Required work: Drop the images; return everything else in the listing below exactly.

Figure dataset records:
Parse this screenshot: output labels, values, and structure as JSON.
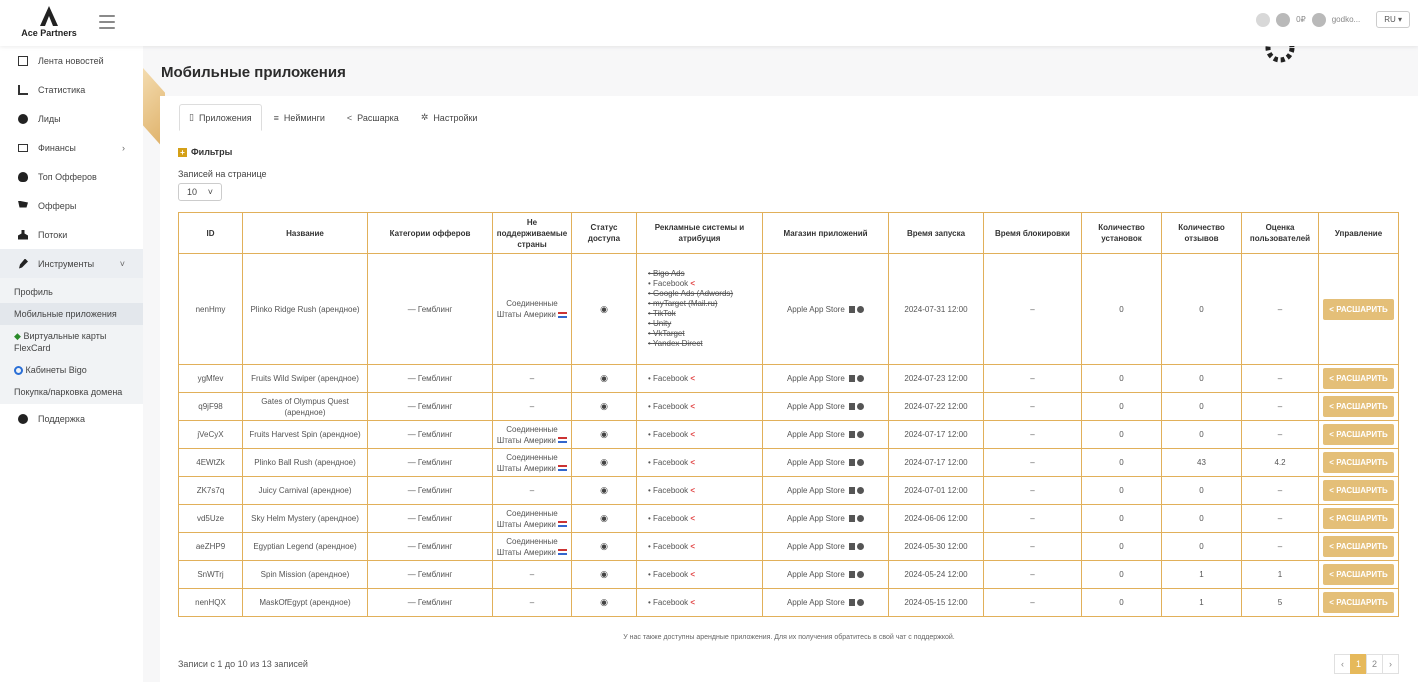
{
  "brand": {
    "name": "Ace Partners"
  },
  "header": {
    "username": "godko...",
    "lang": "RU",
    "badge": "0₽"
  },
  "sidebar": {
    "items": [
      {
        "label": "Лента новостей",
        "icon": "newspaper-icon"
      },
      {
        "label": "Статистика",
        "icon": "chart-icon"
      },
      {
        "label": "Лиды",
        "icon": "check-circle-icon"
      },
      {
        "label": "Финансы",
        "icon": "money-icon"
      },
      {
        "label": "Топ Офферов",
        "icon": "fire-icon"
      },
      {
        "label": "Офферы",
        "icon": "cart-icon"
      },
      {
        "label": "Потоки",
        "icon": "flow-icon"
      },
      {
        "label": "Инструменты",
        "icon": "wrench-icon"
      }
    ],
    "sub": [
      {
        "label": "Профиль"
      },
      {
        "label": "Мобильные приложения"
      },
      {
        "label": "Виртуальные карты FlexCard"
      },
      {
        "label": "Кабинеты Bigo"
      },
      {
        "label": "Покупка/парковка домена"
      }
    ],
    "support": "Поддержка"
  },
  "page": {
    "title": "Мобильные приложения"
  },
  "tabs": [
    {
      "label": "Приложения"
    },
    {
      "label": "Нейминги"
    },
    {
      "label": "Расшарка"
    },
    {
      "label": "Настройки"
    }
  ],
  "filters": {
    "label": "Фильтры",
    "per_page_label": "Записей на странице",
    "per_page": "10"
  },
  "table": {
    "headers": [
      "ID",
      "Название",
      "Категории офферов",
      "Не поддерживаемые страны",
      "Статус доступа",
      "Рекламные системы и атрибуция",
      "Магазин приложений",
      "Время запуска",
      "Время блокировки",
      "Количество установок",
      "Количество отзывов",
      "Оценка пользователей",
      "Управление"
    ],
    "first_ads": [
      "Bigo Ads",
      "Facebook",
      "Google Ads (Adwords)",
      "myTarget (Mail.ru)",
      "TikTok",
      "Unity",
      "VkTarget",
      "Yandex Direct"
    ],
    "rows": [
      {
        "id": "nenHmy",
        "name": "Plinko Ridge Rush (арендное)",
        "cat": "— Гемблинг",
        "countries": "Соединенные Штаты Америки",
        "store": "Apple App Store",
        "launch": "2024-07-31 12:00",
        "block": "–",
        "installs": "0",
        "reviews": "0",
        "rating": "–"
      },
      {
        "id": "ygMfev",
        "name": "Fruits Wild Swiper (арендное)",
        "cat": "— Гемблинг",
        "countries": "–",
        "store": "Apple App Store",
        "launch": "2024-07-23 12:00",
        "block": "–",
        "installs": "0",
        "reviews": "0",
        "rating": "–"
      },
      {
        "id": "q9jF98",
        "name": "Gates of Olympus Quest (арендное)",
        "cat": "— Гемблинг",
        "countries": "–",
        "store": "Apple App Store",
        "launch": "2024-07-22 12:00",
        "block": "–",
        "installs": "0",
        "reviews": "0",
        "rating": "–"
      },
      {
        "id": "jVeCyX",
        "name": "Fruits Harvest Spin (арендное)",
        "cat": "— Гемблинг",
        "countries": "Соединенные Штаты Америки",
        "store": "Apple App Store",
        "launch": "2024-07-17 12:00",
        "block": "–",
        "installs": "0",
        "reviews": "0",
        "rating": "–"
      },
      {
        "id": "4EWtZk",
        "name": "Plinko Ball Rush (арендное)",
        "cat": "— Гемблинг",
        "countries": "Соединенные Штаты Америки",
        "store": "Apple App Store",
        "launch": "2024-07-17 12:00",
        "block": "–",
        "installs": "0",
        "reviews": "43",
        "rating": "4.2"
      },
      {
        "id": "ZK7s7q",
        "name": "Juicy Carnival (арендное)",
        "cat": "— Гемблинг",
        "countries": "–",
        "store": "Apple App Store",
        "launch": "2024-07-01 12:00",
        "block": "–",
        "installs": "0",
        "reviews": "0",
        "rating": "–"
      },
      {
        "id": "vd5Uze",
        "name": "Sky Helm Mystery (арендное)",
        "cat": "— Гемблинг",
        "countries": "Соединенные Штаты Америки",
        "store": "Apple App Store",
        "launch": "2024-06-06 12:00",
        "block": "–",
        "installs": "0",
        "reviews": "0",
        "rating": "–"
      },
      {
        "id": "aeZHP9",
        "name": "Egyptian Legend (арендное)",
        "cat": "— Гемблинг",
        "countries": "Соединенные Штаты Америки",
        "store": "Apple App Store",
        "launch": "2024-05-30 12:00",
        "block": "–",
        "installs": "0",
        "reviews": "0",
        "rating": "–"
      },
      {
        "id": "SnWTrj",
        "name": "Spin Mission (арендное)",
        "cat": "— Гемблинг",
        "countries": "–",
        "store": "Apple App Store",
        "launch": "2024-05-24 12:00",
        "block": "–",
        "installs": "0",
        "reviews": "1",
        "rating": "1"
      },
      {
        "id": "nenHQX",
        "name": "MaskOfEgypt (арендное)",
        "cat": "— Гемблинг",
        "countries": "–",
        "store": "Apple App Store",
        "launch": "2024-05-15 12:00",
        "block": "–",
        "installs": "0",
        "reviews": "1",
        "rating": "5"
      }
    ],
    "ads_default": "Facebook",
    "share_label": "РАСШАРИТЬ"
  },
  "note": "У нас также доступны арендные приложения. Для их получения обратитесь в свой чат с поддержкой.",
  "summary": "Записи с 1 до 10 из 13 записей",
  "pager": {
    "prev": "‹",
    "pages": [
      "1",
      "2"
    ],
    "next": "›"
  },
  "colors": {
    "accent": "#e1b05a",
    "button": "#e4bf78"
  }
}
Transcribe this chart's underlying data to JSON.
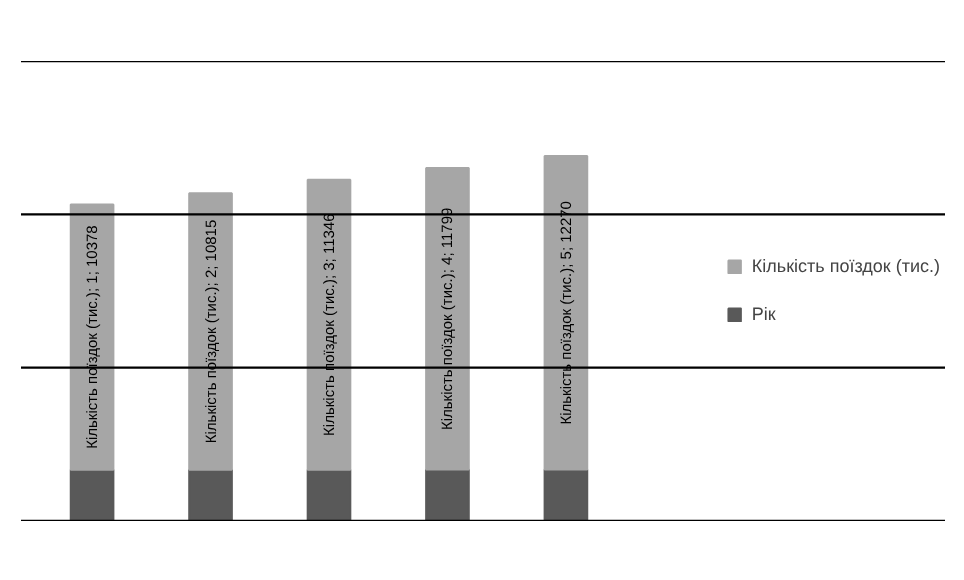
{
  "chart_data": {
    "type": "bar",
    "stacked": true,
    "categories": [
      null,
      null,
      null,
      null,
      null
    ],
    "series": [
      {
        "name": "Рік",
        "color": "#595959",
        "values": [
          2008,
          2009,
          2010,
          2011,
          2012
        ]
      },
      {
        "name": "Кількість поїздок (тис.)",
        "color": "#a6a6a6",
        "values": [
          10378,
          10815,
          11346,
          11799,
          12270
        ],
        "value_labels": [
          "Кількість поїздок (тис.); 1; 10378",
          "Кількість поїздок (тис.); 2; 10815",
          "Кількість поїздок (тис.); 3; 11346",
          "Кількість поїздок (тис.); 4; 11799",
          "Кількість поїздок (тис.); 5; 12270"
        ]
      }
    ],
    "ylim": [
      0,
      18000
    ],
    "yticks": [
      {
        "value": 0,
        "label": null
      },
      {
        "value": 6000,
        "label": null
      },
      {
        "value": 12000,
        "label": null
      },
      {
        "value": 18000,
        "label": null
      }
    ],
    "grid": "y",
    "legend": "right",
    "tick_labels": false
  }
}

Answer in full:
Parse this screenshot: output labels, values, and structure as JSON.
{
  "brand": {
    "name": "Ace Partners"
  },
  "header": {
    "username": "godko...",
    "lang": "RU",
    "badge": "0₽"
  },
  "sidebar": {
    "items": [
      {
        "label": "Лента новостей",
        "icon": "newspaper-icon"
      },
      {
        "label": "Статистика",
        "icon": "chart-icon"
      },
      {
        "label": "Лиды",
        "icon": "check-circle-icon"
      },
      {
        "label": "Финансы",
        "icon": "money-icon"
      },
      {
        "label": "Топ Офферов",
        "icon": "fire-icon"
      },
      {
        "label": "Офферы",
        "icon": "cart-icon"
      },
      {
        "label": "Потоки",
        "icon": "flow-icon"
      },
      {
        "label": "Инструменты",
        "icon": "wrench-icon"
      }
    ],
    "sub": [
      {
        "label": "Профиль"
      },
      {
        "label": "Мобильные приложения"
      },
      {
        "label": "Виртуальные карты FlexCard"
      },
      {
        "label": "Кабинеты Bigo"
      },
      {
        "label": "Покупка/парковка домена"
      }
    ],
    "support": "Поддержка"
  },
  "page": {
    "title": "Мобильные приложения"
  },
  "tabs": [
    {
      "label": "Приложения"
    },
    {
      "label": "Нейминги"
    },
    {
      "label": "Расшарка"
    },
    {
      "label": "Настройки"
    }
  ],
  "filters": {
    "label": "Фильтры",
    "per_page_label": "Записей на странице",
    "per_page": "10"
  },
  "table": {
    "headers": [
      "ID",
      "Название",
      "Категории офферов",
      "Не поддерживаемые страны",
      "Статус доступа",
      "Рекламные системы и атрибуция",
      "Магазин приложений",
      "Время запуска",
      "Время блокировки",
      "Количество установок",
      "Количество отзывов",
      "Оценка пользователей",
      "Управление"
    ],
    "first_ads": [
      "Bigo Ads",
      "Facebook",
      "Google Ads (Adwords)",
      "myTarget (Mail.ru)",
      "TikTok",
      "Unity",
      "VkTarget",
      "Yandex Direct"
    ],
    "rows": [
      {
        "id": "nenHmy",
        "name": "Plinko Ridge Rush (арендное)",
        "cat": "— Гемблинг",
        "countries": "Соединенные Штаты Америки",
        "store": "Apple App Store",
        "launch": "2024-07-31 12:00",
        "block": "–",
        "installs": "0",
        "reviews": "0",
        "rating": "–"
      },
      {
        "id": "ygMfev",
        "name": "Fruits Wild Swiper (арендное)",
        "cat": "— Гемблинг",
        "countries": "–",
        "store": "Apple App Store",
        "launch": "2024-07-23 12:00",
        "block": "–",
        "installs": "0",
        "reviews": "0",
        "rating": "–"
      },
      {
        "id": "q9jF98",
        "name": "Gates of Olympus Quest (арендное)",
        "cat": "— Гемблинг",
        "countries": "–",
        "store": "Apple App Store",
        "launch": "2024-07-22 12:00",
        "block": "–",
        "installs": "0",
        "reviews": "0",
        "rating": "–"
      },
      {
        "id": "jVeCyX",
        "name": "Fruits Harvest Spin (арендное)",
        "cat": "— Гемблинг",
        "countries": "Соединенные Штаты Америки",
        "store": "Apple App Store",
        "launch": "2024-07-17 12:00",
        "block": "–",
        "installs": "0",
        "reviews": "0",
        "rating": "–"
      },
      {
        "id": "4EWtZk",
        "name": "Plinko Ball Rush (арендное)",
        "cat": "— Гемблинг",
        "countries": "Соединенные Штаты Америки",
        "store": "Apple App Store",
        "launch": "2024-07-17 12:00",
        "block": "–",
        "installs": "0",
        "reviews": "43",
        "rating": "4.2"
      },
      {
        "id": "ZK7s7q",
        "name": "Juicy Carnival (арендное)",
        "cat": "— Гемблинг",
        "countries": "–",
        "store": "Apple App Store",
        "launch": "2024-07-01 12:00",
        "block": "–",
        "installs": "0",
        "reviews": "0",
        "rating": "–"
      },
      {
        "id": "vd5Uze",
        "name": "Sky Helm Mystery (арендное)",
        "cat": "— Гемблинг",
        "countries": "Соединенные Штаты Америки",
        "store": "Apple App Store",
        "launch": "2024-06-06 12:00",
        "block": "–",
        "installs": "0",
        "reviews": "0",
        "rating": "–"
      },
      {
        "id": "aeZHP9",
        "name": "Egyptian Legend (арендное)",
        "cat": "— Гемблинг",
        "countries": "Соединенные Штаты Америки",
        "store": "Apple App Store",
        "launch": "2024-05-30 12:00",
        "block": "–",
        "installs": "0",
        "reviews": "0",
        "rating": "–"
      },
      {
        "id": "SnWTrj",
        "name": "Spin Mission (арендное)",
        "cat": "— Гемблинг",
        "countries": "–",
        "store": "Apple App Store",
        "launch": "2024-05-24 12:00",
        "block": "–",
        "installs": "0",
        "reviews": "1",
        "rating": "1"
      },
      {
        "id": "nenHQX",
        "name": "MaskOfEgypt (арендное)",
        "cat": "— Гемблинг",
        "countries": "–",
        "store": "Apple App Store",
        "launch": "2024-05-15 12:00",
        "block": "–",
        "installs": "0",
        "reviews": "1",
        "rating": "5"
      }
    ],
    "ads_default": "Facebook",
    "share_label": "РАСШАРИТЬ"
  },
  "note": "У нас также доступны арендные приложения. Для их получения обратитесь в свой чат с поддержкой.",
  "summary": "Записи с 1 до 10 из 13 записей",
  "pager": {
    "prev": "‹",
    "pages": [
      "1",
      "2"
    ],
    "next": "›"
  },
  "colors": {
    "accent": "#e1b05a",
    "button": "#e4bf78"
  }
}
Transcribe this chart's underlying data to JSON.
{
  "chart_data": {
    "type": "bar",
    "stacked": true,
    "categories": [
      null,
      null,
      null,
      null,
      null
    ],
    "series": [
      {
        "name": "Рік",
        "color": "#595959",
        "values": [
          2008,
          2009,
          2010,
          2011,
          2012
        ]
      },
      {
        "name": "Кількість поїздок (тис.)",
        "color": "#a6a6a6",
        "values": [
          10378,
          10815,
          11346,
          11799,
          12270
        ],
        "value_labels": [
          "Кількість поїздок (тис.); 1; 10378",
          "Кількість поїздок (тис.); 2; 10815",
          "Кількість поїздок (тис.); 3; 11346",
          "Кількість поїздок (тис.); 4; 11799",
          "Кількість поїздок (тис.); 5; 12270"
        ]
      }
    ],
    "ylim": [
      0,
      18000
    ],
    "yticks": [
      {
        "value": 0,
        "label": null
      },
      {
        "value": 6000,
        "label": null
      },
      {
        "value": 12000,
        "label": null
      },
      {
        "value": 18000,
        "label": null
      }
    ],
    "grid": "y",
    "legend": "right",
    "tick_labels": false
  }
}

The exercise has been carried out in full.